| Excerpted passage |
The attitude of Chinese people towards English has been shifting as the political, historical, social, and cultural contexts in China have changed in the past few decades. In the process of globalization, English has been widely accepted and promoted as a global language that critically influences the access to and communication with other countries individually and nationally (Dai 1999; Hu 2001). 25 Despite the persistent precautions (explicitly or implicitly) against Western culture and ideology filtering into national policies, curriculum, and textbooks through the English language, English has been promoted as an important instrument for the country’s economic modernization (Adamson 2004; Chang 2006; Gao 2009; Orton 2009). The pragmatism of English as a means to achieve individual success is located at the core of the popular ideology of English learning in China. It is the linguistic capital and the symbolic power of English (Bourdieu 1991), and the potential enhancement of one’s social and economic status and mobility that attract most of the learners of English in China (Hu 2002; Zhao and Campbell 1995).
Understanding English as an international language reflects the neoliberal notion that regards human capital or abilities as inseparable from the knowledge economy (Heller 2003; Urciuoli 2008; Williams 2010). As an important aspect of human capital, English competence becomes a principal factor in deciding the career opportunities and upward socioeconomic mobility of individuals (Kubota 2011; Park 2010, 2011).
To Chinese families, to learn English in a country where English is the native language is undoubtedly one of the major factors leading to Chinese students to their journey of international education in Canada.
The literature shows that the factors initiating the decision-making process of Chinese students and their families have been changing over time. Chinese students and their families usually regard going abroad as more advantageous in helping students to get a better education, understanding foreign countries to be better, building up comprehensive skill sets to secure a better job after graduation, and increasing their potential for successful immigration (Gareth 2005; Gu, Schweisfurth and Day, 2010; Lowe 2007). In addition, many now perceive going abroad as a preferred alternative to the highly competitive examination system in China.

| Entries shown |
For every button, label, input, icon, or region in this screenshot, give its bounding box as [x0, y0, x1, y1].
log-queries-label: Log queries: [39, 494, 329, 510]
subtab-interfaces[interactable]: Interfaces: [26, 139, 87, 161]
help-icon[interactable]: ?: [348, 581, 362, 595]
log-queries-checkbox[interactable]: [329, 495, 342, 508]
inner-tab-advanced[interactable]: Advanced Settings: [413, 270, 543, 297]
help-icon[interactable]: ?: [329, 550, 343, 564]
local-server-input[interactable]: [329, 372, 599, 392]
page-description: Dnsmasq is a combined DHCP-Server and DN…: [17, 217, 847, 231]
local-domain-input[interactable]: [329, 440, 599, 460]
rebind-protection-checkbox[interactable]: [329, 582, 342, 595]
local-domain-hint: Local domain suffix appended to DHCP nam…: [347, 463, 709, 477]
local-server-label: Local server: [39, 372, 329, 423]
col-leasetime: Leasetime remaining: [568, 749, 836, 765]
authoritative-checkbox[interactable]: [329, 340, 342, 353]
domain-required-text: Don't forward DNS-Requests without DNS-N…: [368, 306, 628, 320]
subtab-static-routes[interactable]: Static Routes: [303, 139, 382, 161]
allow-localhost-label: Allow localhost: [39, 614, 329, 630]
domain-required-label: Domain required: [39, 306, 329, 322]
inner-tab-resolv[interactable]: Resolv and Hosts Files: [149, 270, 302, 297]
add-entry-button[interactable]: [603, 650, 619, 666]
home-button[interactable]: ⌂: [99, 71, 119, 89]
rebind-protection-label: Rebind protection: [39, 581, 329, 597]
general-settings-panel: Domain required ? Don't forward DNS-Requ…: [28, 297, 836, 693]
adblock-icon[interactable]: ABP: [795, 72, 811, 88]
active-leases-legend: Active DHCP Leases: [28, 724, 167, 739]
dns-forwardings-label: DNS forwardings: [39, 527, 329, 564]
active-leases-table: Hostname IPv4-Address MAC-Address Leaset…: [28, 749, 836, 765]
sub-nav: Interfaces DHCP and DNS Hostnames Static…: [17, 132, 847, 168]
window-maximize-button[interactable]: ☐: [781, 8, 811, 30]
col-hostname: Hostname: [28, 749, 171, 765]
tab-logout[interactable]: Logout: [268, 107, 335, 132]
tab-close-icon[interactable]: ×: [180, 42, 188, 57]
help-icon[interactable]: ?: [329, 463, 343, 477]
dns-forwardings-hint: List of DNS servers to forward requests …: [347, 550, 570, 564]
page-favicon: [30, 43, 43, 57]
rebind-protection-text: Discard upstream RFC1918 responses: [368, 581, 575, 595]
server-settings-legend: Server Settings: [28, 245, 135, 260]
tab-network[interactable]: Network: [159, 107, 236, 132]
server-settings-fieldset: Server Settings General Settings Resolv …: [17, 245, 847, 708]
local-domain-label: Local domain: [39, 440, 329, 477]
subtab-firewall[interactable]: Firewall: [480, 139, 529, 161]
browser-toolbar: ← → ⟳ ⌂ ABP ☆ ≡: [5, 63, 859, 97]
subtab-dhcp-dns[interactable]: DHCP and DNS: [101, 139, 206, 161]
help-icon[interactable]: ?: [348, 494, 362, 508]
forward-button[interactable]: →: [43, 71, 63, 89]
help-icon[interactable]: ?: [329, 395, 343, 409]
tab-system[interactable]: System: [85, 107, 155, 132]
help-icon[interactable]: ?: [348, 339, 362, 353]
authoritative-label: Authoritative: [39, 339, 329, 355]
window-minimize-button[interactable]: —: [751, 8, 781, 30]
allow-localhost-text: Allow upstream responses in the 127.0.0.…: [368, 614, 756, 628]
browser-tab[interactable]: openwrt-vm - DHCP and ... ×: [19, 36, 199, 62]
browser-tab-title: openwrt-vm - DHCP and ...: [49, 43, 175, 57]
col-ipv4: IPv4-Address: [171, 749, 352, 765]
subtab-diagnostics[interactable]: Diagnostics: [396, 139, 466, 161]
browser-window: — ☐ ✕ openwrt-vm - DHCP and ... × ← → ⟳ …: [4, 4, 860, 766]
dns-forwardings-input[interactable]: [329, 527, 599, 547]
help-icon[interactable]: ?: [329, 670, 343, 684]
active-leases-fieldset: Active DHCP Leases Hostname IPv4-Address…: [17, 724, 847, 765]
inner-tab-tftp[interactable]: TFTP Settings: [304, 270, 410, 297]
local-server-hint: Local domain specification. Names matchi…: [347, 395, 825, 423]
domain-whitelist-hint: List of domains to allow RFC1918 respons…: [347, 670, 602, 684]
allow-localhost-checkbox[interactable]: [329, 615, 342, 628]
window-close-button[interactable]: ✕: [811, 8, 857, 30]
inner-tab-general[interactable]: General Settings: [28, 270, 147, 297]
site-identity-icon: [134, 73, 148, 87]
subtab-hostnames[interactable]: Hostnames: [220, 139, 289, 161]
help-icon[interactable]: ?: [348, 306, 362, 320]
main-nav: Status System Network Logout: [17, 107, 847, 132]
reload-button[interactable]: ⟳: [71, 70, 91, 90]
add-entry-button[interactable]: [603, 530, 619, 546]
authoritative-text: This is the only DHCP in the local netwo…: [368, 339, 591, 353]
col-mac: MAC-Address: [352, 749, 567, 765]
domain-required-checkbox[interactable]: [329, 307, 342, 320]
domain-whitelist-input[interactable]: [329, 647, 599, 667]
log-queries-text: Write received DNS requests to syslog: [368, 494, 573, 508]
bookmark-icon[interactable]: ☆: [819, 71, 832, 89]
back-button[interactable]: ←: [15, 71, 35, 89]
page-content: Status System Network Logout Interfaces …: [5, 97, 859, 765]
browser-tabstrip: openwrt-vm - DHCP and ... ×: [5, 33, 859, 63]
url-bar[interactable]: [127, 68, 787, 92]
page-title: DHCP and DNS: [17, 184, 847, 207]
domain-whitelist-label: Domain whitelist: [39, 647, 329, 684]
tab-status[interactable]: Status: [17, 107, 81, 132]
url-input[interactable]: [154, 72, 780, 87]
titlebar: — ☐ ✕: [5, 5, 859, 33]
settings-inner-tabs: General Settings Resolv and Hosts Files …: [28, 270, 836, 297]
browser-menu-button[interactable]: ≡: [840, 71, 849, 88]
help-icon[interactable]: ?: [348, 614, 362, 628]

| Your instructions |
In the passage on English learning in China, the sentence beginning "Chinese students and their families usually regard going abroad" lists ways going abroad helps. List every one of them.

| Answer to this exercise |
- Getting a better education
- Understanding foreign countries better
- Building up comprehensive skill sets to secure a better job after graduation
- Increasing their potential for successful immigration